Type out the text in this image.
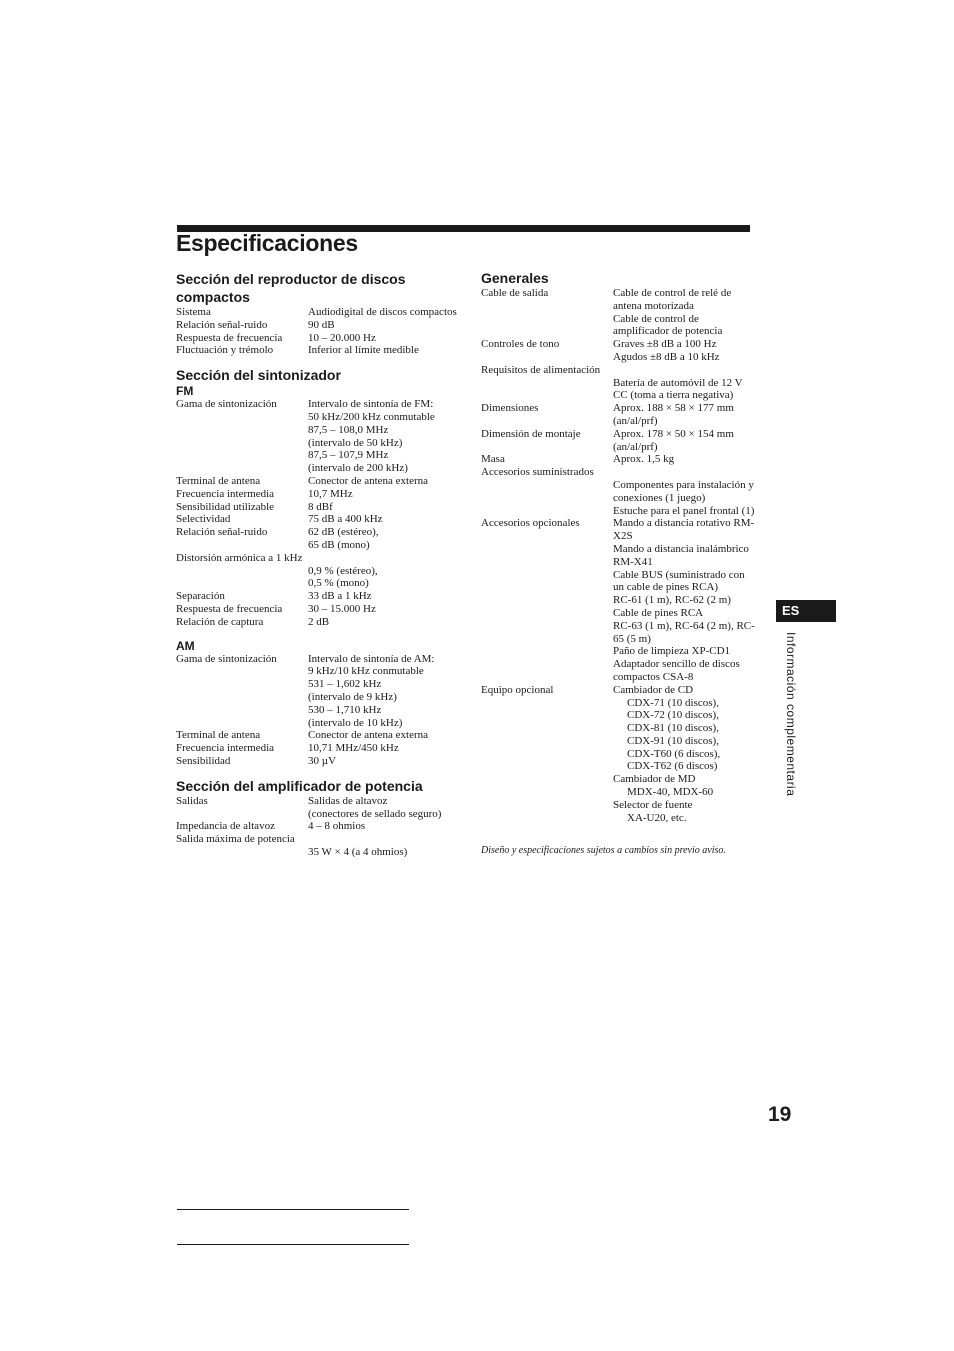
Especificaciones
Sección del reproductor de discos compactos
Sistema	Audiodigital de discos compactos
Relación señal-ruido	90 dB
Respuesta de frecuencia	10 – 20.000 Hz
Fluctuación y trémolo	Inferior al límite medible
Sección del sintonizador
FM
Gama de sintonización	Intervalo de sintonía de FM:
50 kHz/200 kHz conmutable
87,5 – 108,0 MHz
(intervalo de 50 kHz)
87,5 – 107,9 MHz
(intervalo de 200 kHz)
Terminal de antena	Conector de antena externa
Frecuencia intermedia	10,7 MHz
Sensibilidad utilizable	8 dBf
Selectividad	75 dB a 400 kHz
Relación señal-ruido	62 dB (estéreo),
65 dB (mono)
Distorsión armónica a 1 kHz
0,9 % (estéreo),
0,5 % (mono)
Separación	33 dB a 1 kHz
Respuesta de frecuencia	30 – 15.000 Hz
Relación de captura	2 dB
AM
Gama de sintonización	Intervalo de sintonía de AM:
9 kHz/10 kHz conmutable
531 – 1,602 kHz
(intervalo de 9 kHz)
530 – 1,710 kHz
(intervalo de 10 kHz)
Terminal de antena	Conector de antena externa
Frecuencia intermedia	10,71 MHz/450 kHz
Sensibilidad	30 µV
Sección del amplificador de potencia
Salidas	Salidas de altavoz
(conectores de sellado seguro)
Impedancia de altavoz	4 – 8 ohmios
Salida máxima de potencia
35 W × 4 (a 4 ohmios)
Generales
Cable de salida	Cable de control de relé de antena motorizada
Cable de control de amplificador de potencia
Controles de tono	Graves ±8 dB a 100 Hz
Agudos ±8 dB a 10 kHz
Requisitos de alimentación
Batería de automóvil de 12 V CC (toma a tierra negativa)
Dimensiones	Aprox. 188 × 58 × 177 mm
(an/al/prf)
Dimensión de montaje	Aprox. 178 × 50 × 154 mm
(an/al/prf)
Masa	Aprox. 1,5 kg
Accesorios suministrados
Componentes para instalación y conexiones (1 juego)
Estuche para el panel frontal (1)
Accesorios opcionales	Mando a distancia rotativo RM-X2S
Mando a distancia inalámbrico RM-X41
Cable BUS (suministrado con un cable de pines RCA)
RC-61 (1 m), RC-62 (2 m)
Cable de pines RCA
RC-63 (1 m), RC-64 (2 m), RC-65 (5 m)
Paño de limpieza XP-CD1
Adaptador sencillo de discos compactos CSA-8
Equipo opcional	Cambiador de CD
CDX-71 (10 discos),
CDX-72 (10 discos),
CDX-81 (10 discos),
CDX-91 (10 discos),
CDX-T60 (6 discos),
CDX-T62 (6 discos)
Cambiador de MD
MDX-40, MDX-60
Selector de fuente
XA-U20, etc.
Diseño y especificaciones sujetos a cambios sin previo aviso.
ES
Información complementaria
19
***
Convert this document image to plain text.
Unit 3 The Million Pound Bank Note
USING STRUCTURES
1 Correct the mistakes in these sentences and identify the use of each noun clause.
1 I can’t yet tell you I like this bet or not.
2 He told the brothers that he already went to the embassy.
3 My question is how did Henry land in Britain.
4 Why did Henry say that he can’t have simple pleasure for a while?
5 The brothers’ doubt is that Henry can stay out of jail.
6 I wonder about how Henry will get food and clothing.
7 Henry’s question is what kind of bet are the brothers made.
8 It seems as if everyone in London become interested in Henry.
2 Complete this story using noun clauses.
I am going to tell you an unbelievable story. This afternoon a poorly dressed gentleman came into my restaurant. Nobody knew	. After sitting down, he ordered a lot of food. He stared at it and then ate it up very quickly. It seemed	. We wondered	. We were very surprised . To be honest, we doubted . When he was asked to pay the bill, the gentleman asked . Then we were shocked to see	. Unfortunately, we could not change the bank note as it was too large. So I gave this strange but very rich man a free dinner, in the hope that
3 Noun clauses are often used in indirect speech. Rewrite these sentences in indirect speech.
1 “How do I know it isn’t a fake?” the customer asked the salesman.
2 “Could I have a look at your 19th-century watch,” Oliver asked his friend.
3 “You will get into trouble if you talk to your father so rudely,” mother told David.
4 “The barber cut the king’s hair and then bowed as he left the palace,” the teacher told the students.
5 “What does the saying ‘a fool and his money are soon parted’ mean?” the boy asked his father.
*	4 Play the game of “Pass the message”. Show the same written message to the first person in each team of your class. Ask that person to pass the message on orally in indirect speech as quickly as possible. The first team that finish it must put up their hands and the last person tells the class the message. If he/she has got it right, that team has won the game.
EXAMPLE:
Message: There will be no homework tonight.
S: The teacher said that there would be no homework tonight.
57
***
- **Instructions for the task**
Count each line where the string "that" occurs, and write only the number.

- **Worked answer**
6